Scan the data below for the string "solar". Copy every line where it appears.

**DATA EXCERPTS**
====================

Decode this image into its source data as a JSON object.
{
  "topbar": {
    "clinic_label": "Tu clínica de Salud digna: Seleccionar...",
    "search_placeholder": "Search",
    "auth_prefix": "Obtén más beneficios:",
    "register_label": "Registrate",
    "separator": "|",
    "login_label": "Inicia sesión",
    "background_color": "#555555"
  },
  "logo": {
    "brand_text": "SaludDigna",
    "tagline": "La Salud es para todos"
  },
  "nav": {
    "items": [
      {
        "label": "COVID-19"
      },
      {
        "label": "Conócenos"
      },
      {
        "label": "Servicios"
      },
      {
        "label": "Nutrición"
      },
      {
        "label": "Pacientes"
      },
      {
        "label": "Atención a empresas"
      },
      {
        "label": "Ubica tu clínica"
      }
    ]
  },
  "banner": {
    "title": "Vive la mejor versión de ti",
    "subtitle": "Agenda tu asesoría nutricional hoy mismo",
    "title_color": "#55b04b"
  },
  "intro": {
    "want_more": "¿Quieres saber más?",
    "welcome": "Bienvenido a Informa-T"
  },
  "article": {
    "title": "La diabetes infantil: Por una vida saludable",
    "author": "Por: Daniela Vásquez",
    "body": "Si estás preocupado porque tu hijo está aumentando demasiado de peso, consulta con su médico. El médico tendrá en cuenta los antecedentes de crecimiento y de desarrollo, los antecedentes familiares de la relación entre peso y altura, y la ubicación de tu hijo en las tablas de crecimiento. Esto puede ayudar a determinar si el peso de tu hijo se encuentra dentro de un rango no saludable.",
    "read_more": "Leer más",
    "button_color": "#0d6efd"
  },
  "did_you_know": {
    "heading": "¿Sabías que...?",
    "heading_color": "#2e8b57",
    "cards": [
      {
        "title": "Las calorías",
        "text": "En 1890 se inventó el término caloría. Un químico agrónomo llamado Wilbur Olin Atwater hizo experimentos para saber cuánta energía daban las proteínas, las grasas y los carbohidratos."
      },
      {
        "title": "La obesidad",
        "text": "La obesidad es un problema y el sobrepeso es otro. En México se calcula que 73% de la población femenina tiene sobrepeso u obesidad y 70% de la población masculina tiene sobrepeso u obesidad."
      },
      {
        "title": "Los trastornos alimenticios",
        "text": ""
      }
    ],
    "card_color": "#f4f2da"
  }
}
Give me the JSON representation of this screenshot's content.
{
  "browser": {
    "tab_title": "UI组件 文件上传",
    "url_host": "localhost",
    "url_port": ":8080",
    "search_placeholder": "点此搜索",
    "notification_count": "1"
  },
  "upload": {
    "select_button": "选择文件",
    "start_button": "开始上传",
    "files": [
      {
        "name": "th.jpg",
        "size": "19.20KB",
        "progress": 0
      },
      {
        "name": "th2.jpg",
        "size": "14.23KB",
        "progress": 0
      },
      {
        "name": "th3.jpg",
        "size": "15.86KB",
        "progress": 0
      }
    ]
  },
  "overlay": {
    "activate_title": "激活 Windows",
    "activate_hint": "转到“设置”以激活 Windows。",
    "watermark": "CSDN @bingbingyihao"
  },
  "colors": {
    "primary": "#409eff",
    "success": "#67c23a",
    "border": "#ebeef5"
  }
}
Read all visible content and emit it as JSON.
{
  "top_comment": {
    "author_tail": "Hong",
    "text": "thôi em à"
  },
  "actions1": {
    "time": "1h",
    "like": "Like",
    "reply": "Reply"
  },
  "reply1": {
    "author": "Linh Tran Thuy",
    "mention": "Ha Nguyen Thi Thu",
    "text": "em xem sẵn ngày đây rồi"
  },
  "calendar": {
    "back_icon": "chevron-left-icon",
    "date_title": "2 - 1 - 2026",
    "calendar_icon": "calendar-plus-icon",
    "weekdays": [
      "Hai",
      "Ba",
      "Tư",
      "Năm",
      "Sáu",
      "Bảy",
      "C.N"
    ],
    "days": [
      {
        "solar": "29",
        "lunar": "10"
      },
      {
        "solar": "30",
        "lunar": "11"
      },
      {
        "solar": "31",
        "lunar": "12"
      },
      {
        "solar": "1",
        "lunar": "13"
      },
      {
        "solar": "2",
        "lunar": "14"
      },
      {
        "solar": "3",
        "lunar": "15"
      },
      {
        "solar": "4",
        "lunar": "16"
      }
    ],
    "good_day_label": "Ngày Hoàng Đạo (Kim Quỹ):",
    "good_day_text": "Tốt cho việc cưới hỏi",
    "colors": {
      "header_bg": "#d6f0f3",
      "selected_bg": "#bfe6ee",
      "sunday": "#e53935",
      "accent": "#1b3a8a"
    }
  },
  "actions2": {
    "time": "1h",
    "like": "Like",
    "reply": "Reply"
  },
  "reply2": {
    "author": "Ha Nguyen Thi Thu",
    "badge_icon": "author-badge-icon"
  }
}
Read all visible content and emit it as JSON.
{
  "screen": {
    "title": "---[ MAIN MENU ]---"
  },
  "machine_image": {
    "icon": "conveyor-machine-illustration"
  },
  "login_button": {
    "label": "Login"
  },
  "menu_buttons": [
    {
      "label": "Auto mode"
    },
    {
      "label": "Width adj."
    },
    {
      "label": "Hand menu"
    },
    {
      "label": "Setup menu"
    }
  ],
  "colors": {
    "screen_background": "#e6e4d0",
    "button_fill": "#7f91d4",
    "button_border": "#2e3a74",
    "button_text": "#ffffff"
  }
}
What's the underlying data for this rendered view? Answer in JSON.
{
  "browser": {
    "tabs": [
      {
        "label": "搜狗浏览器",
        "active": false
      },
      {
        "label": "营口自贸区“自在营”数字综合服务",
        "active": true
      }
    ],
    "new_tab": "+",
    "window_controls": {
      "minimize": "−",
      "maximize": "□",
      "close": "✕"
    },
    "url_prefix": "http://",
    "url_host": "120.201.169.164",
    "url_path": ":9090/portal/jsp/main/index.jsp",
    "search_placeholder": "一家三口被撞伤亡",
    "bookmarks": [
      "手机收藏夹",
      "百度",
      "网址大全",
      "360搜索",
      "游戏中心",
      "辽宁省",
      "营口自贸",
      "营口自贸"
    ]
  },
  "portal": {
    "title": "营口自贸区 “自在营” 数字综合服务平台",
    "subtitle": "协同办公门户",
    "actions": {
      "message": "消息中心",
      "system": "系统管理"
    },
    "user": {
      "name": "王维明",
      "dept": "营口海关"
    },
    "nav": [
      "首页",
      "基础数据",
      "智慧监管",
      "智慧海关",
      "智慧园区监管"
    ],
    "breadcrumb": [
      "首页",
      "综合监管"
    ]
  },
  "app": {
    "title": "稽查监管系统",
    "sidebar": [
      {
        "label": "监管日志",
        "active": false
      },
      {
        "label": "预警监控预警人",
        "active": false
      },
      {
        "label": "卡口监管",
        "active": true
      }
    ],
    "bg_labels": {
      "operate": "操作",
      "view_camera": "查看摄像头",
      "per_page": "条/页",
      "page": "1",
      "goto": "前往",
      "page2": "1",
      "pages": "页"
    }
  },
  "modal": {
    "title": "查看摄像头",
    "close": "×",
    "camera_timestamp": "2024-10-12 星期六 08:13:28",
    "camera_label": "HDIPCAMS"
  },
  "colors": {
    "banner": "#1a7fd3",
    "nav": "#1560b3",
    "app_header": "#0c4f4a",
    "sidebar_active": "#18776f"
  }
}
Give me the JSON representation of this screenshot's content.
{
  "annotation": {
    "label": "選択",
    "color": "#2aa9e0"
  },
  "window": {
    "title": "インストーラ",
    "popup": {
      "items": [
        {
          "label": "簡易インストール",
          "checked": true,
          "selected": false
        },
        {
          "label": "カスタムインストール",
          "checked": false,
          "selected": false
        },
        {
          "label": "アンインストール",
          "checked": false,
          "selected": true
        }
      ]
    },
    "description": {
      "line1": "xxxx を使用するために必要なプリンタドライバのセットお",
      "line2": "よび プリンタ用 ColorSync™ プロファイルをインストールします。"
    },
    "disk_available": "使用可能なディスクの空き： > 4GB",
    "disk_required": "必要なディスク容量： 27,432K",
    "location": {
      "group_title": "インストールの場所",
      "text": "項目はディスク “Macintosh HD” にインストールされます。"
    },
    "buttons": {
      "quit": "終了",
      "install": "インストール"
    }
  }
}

====================

**SOLVED EXERCISE**
        "solar": "29",
        "solar": "30",
        "solar": "31",
        "solar": "1",
        "solar": "2",
        "solar": "3",
        "solar": "4",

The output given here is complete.